■ **Exercise description**: Find every line below that contains the word "different" and copy it out.

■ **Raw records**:
━━━━━━━━━━
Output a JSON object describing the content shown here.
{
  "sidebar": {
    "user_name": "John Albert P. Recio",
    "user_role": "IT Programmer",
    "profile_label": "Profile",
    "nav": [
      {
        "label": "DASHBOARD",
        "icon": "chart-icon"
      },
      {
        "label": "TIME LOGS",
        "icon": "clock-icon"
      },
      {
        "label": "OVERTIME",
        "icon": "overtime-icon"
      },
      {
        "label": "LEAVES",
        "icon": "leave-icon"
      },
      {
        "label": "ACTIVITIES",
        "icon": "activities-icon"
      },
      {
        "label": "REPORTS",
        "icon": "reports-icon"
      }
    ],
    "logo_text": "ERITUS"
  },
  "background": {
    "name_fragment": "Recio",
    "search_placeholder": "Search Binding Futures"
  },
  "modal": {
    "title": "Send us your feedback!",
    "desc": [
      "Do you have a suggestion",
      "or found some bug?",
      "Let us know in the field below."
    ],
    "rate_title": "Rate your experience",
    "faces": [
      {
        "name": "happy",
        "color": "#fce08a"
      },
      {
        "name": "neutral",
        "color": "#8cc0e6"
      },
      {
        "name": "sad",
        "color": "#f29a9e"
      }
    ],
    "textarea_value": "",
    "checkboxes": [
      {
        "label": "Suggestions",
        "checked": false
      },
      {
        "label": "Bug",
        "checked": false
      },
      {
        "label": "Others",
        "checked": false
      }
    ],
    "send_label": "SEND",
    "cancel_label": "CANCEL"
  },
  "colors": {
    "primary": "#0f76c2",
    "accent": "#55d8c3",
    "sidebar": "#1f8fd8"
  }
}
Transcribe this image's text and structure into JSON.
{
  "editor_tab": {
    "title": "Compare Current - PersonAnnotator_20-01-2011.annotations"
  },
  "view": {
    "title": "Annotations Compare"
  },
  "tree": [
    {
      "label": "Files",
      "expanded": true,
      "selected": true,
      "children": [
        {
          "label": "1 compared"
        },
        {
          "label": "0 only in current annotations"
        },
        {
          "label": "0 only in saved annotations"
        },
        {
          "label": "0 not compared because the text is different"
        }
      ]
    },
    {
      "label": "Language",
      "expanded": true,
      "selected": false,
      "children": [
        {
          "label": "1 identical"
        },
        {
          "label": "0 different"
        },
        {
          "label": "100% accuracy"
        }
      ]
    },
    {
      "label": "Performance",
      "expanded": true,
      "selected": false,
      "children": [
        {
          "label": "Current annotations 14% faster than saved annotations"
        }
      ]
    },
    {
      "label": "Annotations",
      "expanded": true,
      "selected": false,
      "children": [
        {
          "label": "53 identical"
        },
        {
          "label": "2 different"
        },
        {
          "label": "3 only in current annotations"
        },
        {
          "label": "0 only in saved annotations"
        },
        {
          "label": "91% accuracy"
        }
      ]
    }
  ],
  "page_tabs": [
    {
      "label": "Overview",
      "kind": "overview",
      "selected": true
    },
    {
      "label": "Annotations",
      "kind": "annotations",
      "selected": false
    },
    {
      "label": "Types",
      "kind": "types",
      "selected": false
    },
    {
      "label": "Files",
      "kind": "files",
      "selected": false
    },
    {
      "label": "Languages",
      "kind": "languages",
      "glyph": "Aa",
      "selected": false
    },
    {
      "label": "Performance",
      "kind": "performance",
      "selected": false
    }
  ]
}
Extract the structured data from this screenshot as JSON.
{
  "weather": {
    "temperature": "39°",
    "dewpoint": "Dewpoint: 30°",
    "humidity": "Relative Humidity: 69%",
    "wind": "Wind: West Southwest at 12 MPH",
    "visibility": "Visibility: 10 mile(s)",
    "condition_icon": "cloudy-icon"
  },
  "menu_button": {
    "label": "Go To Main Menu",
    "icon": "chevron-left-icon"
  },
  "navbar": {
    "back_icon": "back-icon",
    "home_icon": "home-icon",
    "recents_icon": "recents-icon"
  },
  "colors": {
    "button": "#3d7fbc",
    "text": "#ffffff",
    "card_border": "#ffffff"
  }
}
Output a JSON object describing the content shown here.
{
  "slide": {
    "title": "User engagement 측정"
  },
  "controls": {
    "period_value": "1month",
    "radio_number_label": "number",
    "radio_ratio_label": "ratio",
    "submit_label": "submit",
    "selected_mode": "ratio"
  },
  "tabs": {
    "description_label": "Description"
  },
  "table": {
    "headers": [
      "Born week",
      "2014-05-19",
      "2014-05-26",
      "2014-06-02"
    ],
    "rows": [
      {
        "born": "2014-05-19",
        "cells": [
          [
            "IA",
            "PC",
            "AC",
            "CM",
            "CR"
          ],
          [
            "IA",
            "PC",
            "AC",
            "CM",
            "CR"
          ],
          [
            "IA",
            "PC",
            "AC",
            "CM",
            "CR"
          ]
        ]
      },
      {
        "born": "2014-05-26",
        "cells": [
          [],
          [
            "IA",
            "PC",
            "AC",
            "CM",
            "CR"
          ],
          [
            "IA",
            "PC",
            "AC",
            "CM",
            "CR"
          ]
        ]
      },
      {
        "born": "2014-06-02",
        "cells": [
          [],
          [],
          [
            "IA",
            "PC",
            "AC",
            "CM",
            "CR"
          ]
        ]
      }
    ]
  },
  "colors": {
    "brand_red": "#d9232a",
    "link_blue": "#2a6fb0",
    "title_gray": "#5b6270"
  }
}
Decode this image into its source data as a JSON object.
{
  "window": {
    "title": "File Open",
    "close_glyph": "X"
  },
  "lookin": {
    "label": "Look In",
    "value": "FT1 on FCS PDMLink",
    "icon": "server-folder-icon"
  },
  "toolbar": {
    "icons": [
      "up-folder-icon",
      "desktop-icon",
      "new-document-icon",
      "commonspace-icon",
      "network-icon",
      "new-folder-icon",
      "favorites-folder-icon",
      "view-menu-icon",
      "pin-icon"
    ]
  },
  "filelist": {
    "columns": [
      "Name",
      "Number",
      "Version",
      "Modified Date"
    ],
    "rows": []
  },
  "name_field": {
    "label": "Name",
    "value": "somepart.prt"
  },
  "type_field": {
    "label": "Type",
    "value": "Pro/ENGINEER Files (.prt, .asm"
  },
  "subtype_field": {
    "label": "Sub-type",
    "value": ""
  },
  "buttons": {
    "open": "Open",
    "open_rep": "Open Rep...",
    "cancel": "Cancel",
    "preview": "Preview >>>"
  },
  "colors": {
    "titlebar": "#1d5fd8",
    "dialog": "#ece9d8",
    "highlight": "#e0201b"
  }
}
━━━━━━━━━━
■ **Answer for the task**:
          "label": "0 not compared because the text is different"
          "label": "0 different"
          "label": "2 different"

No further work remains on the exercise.